- What you are asked to do: What follows is a listing to be transcribed exactly.

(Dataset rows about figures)
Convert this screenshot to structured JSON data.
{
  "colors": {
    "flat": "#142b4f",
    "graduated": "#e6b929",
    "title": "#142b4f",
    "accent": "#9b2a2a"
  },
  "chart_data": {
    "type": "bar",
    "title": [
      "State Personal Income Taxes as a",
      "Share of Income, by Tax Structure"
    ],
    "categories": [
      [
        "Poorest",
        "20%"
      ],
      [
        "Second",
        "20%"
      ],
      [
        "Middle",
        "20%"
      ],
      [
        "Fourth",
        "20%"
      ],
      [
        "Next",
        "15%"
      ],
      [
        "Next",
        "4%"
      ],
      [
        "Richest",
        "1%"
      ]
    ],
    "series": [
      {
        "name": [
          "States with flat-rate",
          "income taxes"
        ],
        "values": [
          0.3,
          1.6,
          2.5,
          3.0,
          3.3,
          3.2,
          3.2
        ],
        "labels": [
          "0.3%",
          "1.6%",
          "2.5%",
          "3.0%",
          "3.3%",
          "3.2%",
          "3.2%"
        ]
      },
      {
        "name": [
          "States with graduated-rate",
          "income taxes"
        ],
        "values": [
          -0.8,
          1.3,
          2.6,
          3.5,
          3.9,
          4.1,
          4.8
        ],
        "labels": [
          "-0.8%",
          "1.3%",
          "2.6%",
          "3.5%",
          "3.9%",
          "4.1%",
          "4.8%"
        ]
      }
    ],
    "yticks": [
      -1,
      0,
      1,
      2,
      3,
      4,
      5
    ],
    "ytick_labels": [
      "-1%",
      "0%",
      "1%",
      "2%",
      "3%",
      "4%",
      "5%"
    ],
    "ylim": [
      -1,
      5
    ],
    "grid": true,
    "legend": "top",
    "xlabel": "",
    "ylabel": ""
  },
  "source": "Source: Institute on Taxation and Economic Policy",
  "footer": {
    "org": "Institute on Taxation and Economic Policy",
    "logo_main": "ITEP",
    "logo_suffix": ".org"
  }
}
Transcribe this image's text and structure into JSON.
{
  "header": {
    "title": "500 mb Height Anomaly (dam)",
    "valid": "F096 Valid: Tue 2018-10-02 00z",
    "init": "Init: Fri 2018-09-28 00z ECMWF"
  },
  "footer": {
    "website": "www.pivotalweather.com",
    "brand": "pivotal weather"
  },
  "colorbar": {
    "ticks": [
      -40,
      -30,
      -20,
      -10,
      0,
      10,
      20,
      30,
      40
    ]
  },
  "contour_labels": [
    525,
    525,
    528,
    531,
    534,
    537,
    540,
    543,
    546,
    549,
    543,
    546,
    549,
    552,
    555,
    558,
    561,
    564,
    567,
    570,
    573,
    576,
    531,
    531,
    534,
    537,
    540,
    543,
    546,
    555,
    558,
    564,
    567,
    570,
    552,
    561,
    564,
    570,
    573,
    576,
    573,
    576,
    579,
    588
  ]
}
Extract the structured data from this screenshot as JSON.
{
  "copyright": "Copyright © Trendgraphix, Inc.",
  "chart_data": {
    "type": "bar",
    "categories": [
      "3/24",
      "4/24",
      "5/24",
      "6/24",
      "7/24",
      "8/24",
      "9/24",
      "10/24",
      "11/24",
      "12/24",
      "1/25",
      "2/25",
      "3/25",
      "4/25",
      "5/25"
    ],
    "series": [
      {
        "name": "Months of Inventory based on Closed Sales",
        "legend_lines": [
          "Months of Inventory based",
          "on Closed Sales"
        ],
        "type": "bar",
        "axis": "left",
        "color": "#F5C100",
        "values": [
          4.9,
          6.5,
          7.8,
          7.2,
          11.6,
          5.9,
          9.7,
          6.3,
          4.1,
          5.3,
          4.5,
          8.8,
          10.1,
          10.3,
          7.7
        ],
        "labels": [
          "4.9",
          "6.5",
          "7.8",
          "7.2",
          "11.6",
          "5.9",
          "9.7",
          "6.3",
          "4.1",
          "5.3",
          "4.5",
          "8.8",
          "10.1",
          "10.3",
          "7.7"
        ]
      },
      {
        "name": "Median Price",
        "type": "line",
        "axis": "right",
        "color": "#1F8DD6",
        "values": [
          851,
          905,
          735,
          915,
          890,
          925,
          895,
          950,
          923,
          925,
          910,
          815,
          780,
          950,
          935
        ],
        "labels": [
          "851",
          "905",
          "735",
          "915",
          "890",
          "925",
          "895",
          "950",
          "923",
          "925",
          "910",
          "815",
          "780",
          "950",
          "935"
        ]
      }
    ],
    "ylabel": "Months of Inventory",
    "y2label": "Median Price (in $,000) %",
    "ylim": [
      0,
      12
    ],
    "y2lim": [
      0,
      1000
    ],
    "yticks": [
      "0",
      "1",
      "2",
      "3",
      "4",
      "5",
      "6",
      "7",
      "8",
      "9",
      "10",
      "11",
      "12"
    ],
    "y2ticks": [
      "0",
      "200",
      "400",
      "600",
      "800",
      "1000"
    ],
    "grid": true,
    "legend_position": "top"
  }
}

- Written solution:
Convert this screenshot to structured JSON data.
{
  "colors": {
    "flat": "#142b4f",
    "graduated": "#e6b929",
    "title": "#142b4f",
    "accent": "#9b2a2a"
  },
  "chart_data": {
    "type": "bar",
    "title": [
      "State Personal Income Taxes as a",
      "Share of Income, by Tax Structure"
    ],
    "categories": [
      [
        "Poorest",
        "20%"
      ],
      [
        "Second",
        "20%"
      ],
      [
        "Middle",
        "20%"
      ],
      [
        "Fourth",
        "20%"
      ],
      [
        "Next",
        "15%"
      ],
      [
        "Next",
        "4%"
      ],
      [
        "Richest",
        "1%"
      ]
    ],
    "series": [
      {
        "name": [
          "States with flat-rate",
          "income taxes"
        ],
        "values": [
          0.3,
          1.6,
          2.5,
          3.0,
          3.3,
          3.2,
          3.2
        ],
        "labels": [
          "0.3%",
          "1.6%",
          "2.5%",
          "3.0%",
          "3.3%",
          "3.2%",
          "3.2%"
        ]
      },
      {
        "name": [
          "States with graduated-rate",
          "income taxes"
        ],
        "values": [
          -0.8,
          1.3,
          2.6,
          3.5,
          3.9,
          4.1,
          4.8
        ],
        "labels": [
          "-0.8%",
          "1.3%",
          "2.6%",
          "3.5%",
          "3.9%",
          "4.1%",
          "4.8%"
        ]
      }
    ],
    "yticks": [
      -1,
      0,
      1,
      2,
      3,
      4,
      5
    ],
    "ytick_labels": [
      "-1%",
      "0%",
      "1%",
      "2%",
      "3%",
      "4%",
      "5%"
    ],
    "ylim": [
      -1,
      5
    ],
    "grid": true,
    "legend": "top",
    "xlabel": "",
    "ylabel": ""
  },
  "source": "Source: Institute on Taxation and Economic Policy",
  "footer": {
    "org": "Institute on Taxation and Economic Policy",
    "logo_main": "ITEP",
    "logo_suffix": ".org"
  }
}
Transcribe this image's text and structure into JSON.
{
  "header": {
    "title": "500 mb Height Anomaly (dam)",
    "valid": "F096 Valid: Tue 2018-10-02 00z",
    "init": "Init: Fri 2018-09-28 00z ECMWF"
  },
  "footer": {
    "website": "www.pivotalweather.com",
    "brand": "pivotal weather"
  },
  "colorbar": {
    "ticks": [
      -40,
      -30,
      -20,
      -10,
      0,
      10,
      20,
      30,
      40
    ]
  },
  "contour_labels": [
    525,
    525,
    528,
    531,
    534,
    537,
    540,
    543,
    546,
    549,
    543,
    546,
    549,
    552,
    555,
    558,
    561,
    564,
    567,
    570,
    573,
    576,
    531,
    531,
    534,
    537,
    540,
    543,
    546,
    555,
    558,
    564,
    567,
    570,
    552,
    561,
    564,
    570,
    573,
    576,
    573,
    576,
    579,
    588
  ]
}
Extract the structured data from this screenshot as JSON.
{
  "copyright": "Copyright © Trendgraphix, Inc.",
  "chart_data": {
    "type": "bar",
    "categories": [
      "3/24",
      "4/24",
      "5/24",
      "6/24",
      "7/24",
      "8/24",
      "9/24",
      "10/24",
      "11/24",
      "12/24",
      "1/25",
      "2/25",
      "3/25",
      "4/25",
      "5/25"
    ],
    "series": [
      {
        "name": "Months of Inventory based on Closed Sales",
        "legend_lines": [
          "Months of Inventory based",
          "on Closed Sales"
        ],
        "type": "bar",
        "axis": "left",
        "color": "#F5C100",
        "values": [
          4.9,
          6.5,
          7.8,
          7.2,
          11.6,
          5.9,
          9.7,
          6.3,
          4.1,
          5.3,
          4.5,
          8.8,
          10.1,
          10.3,
          7.7
        ],
        "labels": [
          "4.9",
          "6.5",
          "7.8",
          "7.2",
          "11.6",
          "5.9",
          "9.7",
          "6.3",
          "4.1",
          "5.3",
          "4.5",
          "8.8",
          "10.1",
          "10.3",
          "7.7"
        ]
      },
      {
        "name": "Median Price",
        "type": "line",
        "axis": "right",
        "color": "#1F8DD6",
        "values": [
          851,
          905,
          735,
          915,
          890,
          925,
          895,
          950,
          923,
          925,
          910,
          815,
          780,
          950,
          935
        ],
        "labels": [
          "851",
          "905",
          "735",
          "915",
          "890",
          "925",
          "895",
          "950",
          "923",
          "925",
          "910",
          "815",
          "780",
          "950",
          "935"
        ]
      }
    ],
    "ylabel": "Months of Inventory",
    "y2label": "Median Price (in $,000) %",
    "ylim": [
      0,
      12
    ],
    "y2lim": [
      0,
      1000
    ],
    "yticks": [
      "0",
      "1",
      "2",
      "3",
      "4",
      "5",
      "6",
      "7",
      "8",
      "9",
      "10",
      "11",
      "12"
    ],
    "y2ticks": [
      "0",
      "200",
      "400",
      "600",
      "800",
      "1000"
    ],
    "grid": true,
    "legend_position": "top"
  }
}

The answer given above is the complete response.